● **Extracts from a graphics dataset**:
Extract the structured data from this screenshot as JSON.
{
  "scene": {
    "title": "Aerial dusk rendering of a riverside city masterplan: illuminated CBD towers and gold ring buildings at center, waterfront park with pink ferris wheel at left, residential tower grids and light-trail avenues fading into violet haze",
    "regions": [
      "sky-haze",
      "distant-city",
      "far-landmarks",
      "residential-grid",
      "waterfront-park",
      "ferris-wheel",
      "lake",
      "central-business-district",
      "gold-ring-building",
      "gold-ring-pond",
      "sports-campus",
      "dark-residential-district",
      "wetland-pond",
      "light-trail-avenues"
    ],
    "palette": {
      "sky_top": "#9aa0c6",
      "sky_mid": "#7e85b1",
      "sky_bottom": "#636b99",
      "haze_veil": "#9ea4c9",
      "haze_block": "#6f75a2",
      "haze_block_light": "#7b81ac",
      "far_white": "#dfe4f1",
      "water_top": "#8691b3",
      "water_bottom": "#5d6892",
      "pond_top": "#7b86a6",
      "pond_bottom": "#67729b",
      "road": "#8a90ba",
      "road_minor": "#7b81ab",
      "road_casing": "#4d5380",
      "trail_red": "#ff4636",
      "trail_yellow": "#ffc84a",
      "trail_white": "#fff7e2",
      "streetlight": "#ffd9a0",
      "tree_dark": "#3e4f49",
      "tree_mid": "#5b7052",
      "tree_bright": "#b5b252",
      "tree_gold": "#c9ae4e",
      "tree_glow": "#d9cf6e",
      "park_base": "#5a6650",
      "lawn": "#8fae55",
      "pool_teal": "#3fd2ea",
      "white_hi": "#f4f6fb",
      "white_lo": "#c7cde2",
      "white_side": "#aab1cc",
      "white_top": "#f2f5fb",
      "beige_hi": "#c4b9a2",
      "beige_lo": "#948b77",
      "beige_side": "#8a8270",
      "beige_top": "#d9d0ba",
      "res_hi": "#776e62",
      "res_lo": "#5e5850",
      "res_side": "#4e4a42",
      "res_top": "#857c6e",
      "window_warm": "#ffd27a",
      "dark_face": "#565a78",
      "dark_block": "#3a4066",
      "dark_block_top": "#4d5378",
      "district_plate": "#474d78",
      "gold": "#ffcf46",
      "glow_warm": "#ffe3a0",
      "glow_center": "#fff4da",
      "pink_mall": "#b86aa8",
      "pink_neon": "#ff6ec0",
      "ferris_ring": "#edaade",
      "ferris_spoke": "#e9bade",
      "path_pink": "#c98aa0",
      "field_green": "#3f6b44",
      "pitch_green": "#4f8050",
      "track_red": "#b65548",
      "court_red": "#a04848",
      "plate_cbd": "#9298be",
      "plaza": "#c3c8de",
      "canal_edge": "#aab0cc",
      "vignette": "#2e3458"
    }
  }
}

● **Task directions**: Print out the whole listing exactly as it appears.

● **Task solution**:
Extract the structured data from this screenshot as JSON.
{
  "scene": {
    "title": "Aerial dusk rendering of a riverside city masterplan: illuminated CBD towers and gold ring buildings at center, waterfront park with pink ferris wheel at left, residential tower grids and light-trail avenues fading into violet haze",
    "regions": [
      "sky-haze",
      "distant-city",
      "far-landmarks",
      "residential-grid",
      "waterfront-park",
      "ferris-wheel",
      "lake",
      "central-business-district",
      "gold-ring-building",
      "gold-ring-pond",
      "sports-campus",
      "dark-residential-district",
      "wetland-pond",
      "light-trail-avenues"
    ],
    "palette": {
      "sky_top": "#9aa0c6",
      "sky_mid": "#7e85b1",
      "sky_bottom": "#636b99",
      "haze_veil": "#9ea4c9",
      "haze_block": "#6f75a2",
      "haze_block_light": "#7b81ac",
      "far_white": "#dfe4f1",
      "water_top": "#8691b3",
      "water_bottom": "#5d6892",
      "pond_top": "#7b86a6",
      "pond_bottom": "#67729b",
      "road": "#8a90ba",
      "road_minor": "#7b81ab",
      "road_casing": "#4d5380",
      "trail_red": "#ff4636",
      "trail_yellow": "#ffc84a",
      "trail_white": "#fff7e2",
      "streetlight": "#ffd9a0",
      "tree_dark": "#3e4f49",
      "tree_mid": "#5b7052",
      "tree_bright": "#b5b252",
      "tree_gold": "#c9ae4e",
      "tree_glow": "#d9cf6e",
      "park_base": "#5a6650",
      "lawn": "#8fae55",
      "pool_teal": "#3fd2ea",
      "white_hi": "#f4f6fb",
      "white_lo": "#c7cde2",
      "white_side": "#aab1cc",
      "white_top": "#f2f5fb",
      "beige_hi": "#c4b9a2",
      "beige_lo": "#948b77",
      "beige_side": "#8a8270",
      "beige_top": "#d9d0ba",
      "res_hi": "#776e62",
      "res_lo": "#5e5850",
      "res_side": "#4e4a42",
      "res_top": "#857c6e",
      "window_warm": "#ffd27a",
      "dark_face": "#565a78",
      "dark_block": "#3a4066",
      "dark_block_top": "#4d5378",
      "district_plate": "#474d78",
      "gold": "#ffcf46",
      "glow_warm": "#ffe3a0",
      "glow_center": "#fff4da",
      "pink_mall": "#b86aa8",
      "pink_neon": "#ff6ec0",
      "ferris_ring": "#edaade",
      "ferris_spoke": "#e9bade",
      "path_pink": "#c98aa0",
      "field_green": "#3f6b44",
      "pitch_green": "#4f8050",
      "track_red": "#b65548",
      "court_red": "#a04848",
      "plate_cbd": "#9298be",
      "plaza": "#c3c8de",
      "canal_edge": "#aab0cc",
      "vignette": "#2e3458"
    }
  }
}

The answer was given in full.